● **WHAT IS ASKED**
Render the material from the start through the line containing "The substantially uniform" as a two-column CSV with headers source_text and answer. Put each text and its answer on their own row, each in a single quoted field, with line breaks replaced by spaces.

● **ITEMS**
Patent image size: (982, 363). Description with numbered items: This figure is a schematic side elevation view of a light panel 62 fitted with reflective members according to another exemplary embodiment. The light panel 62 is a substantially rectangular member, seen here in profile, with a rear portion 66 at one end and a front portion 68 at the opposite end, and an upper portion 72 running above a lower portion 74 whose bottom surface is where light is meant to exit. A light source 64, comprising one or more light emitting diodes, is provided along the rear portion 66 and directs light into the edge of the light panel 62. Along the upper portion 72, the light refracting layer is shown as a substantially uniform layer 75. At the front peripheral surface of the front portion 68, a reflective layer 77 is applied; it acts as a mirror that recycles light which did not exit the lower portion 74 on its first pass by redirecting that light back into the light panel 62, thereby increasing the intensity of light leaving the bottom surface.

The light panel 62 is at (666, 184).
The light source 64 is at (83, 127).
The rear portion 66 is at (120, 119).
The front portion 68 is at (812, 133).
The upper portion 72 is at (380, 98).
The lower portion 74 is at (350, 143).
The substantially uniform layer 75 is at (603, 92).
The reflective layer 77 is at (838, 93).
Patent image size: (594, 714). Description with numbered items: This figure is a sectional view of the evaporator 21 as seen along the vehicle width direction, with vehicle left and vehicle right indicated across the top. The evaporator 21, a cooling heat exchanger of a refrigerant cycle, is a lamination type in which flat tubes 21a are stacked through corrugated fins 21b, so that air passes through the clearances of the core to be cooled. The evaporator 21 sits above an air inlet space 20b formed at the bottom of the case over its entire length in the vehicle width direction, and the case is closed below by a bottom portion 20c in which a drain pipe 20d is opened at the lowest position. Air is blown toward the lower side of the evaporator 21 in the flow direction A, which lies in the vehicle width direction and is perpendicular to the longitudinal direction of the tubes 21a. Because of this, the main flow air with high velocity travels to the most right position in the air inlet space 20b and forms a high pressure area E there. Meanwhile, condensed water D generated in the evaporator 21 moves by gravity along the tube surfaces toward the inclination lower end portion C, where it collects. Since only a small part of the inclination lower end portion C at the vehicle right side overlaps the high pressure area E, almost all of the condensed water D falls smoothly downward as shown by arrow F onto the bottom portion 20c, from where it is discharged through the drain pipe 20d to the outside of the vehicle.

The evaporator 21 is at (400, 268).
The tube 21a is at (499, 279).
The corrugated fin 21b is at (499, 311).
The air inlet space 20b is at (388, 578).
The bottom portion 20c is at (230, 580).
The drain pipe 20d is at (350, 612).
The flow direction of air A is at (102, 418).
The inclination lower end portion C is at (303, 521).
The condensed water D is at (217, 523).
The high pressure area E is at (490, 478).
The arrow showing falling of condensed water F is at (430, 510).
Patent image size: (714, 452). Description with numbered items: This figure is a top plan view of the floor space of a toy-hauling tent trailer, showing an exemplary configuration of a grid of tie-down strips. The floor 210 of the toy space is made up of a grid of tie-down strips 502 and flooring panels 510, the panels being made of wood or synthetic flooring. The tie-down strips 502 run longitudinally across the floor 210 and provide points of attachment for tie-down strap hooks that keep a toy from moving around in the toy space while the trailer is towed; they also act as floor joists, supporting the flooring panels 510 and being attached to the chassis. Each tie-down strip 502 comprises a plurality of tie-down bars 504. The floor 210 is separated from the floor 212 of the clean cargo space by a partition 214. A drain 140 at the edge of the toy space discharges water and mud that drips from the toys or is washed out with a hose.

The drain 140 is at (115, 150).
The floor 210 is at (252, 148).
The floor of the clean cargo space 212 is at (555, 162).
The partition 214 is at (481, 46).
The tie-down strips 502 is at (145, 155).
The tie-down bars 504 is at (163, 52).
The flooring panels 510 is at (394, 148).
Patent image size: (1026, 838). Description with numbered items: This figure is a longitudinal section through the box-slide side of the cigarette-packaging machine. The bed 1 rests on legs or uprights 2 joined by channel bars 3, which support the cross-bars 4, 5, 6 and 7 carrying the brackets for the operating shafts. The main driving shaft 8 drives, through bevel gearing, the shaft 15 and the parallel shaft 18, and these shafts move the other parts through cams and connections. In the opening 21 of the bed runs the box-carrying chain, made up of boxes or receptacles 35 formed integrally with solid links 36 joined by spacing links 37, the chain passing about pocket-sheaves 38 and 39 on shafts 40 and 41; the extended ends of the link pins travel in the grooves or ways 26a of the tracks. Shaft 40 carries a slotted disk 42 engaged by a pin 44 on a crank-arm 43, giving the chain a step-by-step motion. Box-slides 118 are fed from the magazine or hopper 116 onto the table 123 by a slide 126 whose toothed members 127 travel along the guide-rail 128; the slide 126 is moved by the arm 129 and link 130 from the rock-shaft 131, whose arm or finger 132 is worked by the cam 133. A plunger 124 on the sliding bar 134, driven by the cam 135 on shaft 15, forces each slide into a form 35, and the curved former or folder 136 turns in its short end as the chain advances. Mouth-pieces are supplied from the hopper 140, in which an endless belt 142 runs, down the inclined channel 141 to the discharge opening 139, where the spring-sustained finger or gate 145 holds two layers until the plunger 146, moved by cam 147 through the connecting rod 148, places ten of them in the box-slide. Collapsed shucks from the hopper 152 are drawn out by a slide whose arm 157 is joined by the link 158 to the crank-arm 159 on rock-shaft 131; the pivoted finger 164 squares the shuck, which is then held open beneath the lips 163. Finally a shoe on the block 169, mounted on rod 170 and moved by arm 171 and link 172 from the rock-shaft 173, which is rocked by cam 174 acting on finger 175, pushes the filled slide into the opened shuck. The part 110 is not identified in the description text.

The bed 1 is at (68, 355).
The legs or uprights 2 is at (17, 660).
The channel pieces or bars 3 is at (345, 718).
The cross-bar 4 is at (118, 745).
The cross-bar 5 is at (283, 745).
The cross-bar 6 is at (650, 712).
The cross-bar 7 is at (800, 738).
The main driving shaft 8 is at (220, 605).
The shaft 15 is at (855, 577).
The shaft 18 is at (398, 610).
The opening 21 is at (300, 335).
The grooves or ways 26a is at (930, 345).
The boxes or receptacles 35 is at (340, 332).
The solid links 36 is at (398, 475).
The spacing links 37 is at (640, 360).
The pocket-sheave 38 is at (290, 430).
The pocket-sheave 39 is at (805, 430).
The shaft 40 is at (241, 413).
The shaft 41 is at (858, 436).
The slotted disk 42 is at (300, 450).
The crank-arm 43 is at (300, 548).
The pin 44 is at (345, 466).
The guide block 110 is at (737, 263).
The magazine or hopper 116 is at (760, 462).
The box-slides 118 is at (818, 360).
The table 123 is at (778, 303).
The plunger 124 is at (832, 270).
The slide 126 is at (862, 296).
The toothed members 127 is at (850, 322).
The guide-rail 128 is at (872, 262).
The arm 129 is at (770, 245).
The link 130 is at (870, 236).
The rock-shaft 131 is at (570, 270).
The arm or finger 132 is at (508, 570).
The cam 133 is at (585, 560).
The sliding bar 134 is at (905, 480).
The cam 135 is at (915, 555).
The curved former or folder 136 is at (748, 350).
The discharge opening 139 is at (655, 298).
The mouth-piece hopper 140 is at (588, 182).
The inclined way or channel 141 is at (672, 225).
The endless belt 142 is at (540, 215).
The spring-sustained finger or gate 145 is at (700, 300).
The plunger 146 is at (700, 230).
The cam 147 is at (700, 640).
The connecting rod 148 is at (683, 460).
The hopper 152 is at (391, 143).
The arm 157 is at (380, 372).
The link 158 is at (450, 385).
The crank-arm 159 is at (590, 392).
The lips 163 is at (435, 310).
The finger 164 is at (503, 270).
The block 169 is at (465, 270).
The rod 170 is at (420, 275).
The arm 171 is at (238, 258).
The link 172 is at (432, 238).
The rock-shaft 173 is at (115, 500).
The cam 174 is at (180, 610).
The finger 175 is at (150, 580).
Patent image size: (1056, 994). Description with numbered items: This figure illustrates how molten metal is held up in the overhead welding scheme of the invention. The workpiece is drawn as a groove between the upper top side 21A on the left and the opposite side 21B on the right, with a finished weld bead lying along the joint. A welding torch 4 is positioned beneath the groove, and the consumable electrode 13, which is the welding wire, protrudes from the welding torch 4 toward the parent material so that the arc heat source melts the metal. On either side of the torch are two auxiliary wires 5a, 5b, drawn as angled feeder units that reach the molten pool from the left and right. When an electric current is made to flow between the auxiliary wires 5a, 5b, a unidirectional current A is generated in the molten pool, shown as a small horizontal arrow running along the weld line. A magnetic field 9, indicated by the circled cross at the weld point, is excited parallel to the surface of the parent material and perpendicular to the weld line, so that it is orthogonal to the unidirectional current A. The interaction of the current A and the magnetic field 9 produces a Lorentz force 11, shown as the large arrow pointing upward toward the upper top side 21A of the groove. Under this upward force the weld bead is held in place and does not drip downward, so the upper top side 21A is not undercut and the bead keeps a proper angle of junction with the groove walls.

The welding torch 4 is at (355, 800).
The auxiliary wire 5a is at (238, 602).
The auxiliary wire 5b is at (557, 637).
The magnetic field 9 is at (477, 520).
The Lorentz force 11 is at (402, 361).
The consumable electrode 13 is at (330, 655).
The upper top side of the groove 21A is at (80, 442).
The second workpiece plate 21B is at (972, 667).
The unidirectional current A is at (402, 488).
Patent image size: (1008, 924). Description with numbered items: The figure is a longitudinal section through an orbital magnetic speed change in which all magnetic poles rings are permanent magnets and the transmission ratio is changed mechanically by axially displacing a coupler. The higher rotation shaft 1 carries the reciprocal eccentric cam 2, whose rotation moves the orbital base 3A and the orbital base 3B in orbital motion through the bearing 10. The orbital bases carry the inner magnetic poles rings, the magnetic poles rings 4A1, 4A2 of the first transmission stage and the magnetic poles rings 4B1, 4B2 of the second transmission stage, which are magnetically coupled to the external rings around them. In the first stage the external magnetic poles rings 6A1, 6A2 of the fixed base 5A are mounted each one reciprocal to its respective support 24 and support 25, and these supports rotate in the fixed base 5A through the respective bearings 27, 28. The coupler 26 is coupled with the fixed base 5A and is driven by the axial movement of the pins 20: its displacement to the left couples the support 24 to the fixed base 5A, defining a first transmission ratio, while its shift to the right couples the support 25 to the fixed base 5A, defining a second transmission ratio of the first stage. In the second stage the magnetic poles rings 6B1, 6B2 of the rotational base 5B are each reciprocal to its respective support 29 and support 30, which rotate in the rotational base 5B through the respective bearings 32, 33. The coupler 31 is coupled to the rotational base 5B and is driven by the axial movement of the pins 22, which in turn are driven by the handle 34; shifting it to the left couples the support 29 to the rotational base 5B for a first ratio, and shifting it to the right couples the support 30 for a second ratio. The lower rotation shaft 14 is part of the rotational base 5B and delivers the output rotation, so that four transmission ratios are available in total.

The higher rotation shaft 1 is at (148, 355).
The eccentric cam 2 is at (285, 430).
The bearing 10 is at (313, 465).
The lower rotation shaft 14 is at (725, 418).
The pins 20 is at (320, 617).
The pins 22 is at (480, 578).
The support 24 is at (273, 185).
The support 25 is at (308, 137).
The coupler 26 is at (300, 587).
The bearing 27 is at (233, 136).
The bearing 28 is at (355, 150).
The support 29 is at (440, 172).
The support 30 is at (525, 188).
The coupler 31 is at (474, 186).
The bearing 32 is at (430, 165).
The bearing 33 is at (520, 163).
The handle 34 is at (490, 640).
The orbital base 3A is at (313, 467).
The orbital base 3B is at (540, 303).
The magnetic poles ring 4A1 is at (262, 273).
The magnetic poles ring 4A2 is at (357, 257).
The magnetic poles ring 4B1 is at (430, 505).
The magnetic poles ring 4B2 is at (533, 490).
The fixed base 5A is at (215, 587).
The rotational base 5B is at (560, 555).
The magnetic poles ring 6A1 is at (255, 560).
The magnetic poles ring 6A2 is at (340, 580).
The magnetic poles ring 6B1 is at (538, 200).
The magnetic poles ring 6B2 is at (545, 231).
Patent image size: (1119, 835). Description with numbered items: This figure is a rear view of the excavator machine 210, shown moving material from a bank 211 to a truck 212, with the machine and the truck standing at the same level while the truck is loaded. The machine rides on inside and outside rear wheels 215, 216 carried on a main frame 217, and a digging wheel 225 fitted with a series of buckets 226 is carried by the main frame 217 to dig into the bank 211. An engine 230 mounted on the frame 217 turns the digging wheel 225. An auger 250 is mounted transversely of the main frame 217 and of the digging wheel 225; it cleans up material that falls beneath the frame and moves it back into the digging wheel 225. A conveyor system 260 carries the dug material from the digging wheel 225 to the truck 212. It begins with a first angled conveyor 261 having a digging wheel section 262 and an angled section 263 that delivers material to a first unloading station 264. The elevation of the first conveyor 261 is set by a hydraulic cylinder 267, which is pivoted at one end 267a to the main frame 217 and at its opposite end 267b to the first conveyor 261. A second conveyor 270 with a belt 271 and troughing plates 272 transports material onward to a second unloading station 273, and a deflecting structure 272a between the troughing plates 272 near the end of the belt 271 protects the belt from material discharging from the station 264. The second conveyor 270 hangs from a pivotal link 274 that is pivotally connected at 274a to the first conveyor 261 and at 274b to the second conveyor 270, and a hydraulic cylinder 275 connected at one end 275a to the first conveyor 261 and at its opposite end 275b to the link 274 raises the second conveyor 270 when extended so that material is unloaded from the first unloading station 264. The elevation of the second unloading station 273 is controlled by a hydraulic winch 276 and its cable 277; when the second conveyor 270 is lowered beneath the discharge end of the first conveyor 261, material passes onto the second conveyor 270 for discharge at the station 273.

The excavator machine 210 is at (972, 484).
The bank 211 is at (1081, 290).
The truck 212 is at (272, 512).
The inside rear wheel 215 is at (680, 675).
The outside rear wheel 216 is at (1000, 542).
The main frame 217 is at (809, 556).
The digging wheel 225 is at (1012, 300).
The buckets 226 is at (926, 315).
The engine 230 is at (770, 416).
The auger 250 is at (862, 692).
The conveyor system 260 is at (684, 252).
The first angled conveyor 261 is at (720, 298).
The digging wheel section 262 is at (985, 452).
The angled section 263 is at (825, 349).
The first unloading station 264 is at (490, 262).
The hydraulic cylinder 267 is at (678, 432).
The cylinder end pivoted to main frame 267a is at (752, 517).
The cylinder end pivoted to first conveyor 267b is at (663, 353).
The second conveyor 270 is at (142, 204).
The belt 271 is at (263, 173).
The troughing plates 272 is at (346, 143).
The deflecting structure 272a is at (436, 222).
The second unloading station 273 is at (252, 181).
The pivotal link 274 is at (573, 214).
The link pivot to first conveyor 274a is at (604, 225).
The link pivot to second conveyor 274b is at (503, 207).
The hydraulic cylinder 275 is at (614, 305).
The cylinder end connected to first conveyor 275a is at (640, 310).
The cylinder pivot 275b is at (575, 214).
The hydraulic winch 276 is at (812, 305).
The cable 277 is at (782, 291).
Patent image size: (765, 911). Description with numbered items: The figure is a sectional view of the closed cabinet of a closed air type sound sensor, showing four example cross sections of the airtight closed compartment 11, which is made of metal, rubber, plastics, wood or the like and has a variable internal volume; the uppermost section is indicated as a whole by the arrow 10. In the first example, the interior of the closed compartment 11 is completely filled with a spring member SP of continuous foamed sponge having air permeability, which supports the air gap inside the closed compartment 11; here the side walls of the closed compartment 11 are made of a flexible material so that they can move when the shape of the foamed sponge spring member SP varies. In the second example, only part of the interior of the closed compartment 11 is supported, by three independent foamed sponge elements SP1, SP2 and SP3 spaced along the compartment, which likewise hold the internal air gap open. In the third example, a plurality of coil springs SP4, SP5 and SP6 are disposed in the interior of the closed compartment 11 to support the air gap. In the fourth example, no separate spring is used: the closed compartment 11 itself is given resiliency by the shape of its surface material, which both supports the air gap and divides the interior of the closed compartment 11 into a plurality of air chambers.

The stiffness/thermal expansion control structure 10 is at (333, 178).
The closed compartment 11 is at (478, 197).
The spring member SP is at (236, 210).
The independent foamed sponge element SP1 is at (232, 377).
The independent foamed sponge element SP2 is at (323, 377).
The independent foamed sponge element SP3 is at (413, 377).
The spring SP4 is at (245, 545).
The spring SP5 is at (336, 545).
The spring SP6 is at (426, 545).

● **WRITTEN ANSWER**
source_text,answer
"Patent image size: (982, 363). Description with numbered items: This figure is a schematic side elevation view of a light panel 62 fitted with reflective members according to another exemplary embodiment. The light panel 62 is a substantially rectangular member, seen here in profile, with a rear portion 66 at one end and a front portion 68 at the opposite end, and an upper portion 72 running above a lower portion 74 whose bottom surface is where light is meant to exit. A light source 64, comprising one or more light emitting diodes, is provided along the rear portion 66 and directs light into the edge of the light panel 62. Along the upper portion 72, the light refracting layer is shown as a substantially uniform layer 75. At the front peripheral surface of the front portion 68, a reflective layer 77 is applied; it acts as a mirror that recycles light which did not exit the lower portion 74 on its first pass by redirecting that light back into the light panel 62, thereby increasing the intensity of light leaving the bottom surface.","The light panel 62 is at (666, 184). The light source 64 is at (83, 127). The rear portion 66 is at (120, 119). The front portion 68 is at (812, 133). The upper portion 72 is at (380, 98). The lower portion 74 is at (350, 143). The substantially uniform layer 75 is at (603, 92)."